# Written instruction
Copy out each line that mentions the word "Pankaj".

# Records for this exercise
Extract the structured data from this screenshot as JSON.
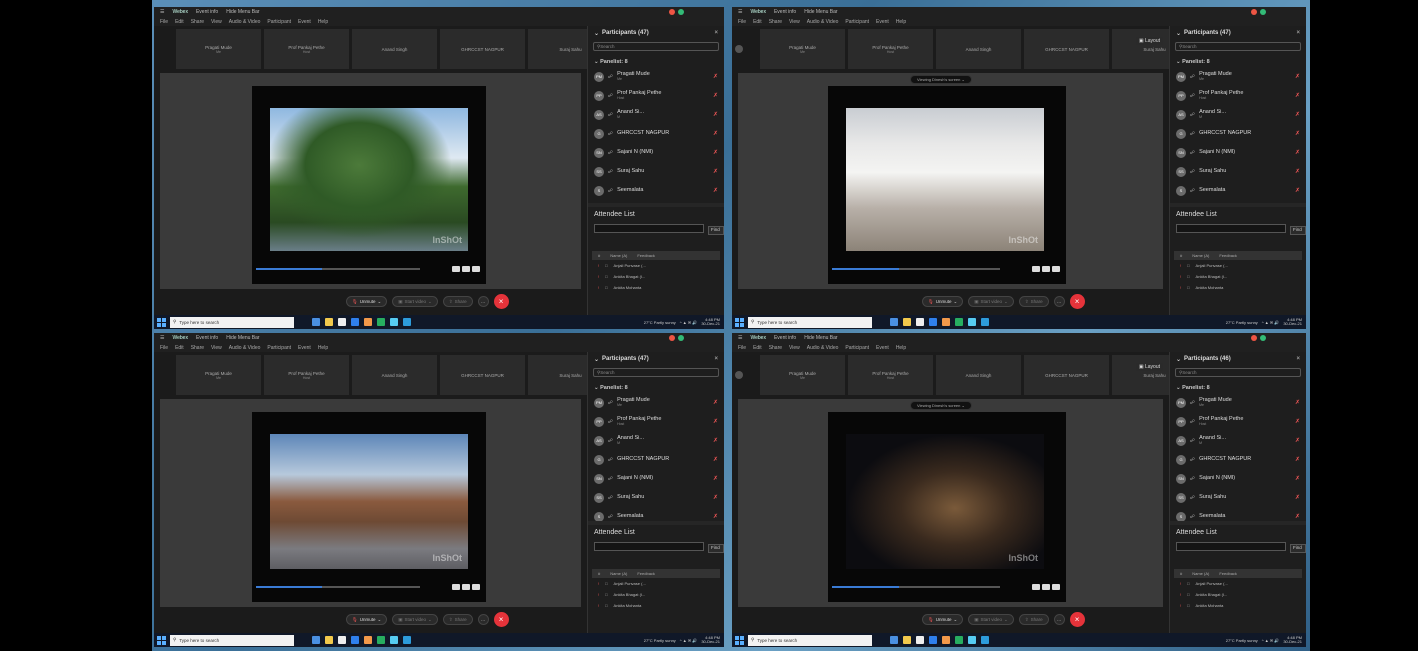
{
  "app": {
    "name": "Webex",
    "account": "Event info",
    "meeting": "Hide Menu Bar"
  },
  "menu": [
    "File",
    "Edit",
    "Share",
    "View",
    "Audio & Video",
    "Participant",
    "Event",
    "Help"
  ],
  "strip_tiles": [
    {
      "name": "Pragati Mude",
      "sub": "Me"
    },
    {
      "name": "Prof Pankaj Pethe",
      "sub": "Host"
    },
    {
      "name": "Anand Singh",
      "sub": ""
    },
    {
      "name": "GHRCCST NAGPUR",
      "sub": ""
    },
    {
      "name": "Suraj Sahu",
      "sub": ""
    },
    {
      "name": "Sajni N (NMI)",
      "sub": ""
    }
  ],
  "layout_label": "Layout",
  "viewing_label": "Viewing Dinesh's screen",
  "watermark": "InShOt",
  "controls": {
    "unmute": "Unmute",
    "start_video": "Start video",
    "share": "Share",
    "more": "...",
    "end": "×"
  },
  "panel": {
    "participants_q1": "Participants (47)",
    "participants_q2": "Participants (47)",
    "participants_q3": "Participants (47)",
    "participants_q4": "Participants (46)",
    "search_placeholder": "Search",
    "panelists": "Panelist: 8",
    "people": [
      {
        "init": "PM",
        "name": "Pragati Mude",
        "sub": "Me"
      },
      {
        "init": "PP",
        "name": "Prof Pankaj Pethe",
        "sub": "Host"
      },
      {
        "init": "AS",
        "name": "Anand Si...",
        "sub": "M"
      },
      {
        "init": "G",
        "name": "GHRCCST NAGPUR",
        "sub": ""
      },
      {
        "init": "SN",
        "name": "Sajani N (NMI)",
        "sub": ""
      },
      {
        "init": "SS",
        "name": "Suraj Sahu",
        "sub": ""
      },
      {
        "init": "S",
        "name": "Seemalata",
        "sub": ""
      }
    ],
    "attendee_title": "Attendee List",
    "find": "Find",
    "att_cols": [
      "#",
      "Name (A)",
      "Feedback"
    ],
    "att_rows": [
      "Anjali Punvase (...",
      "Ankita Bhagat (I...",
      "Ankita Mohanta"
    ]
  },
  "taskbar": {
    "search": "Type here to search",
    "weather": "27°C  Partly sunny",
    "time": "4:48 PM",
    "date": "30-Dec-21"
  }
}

# In response
      "name": "Prof Pankaj Pethe",
        "name": "Prof Pankaj Pethe",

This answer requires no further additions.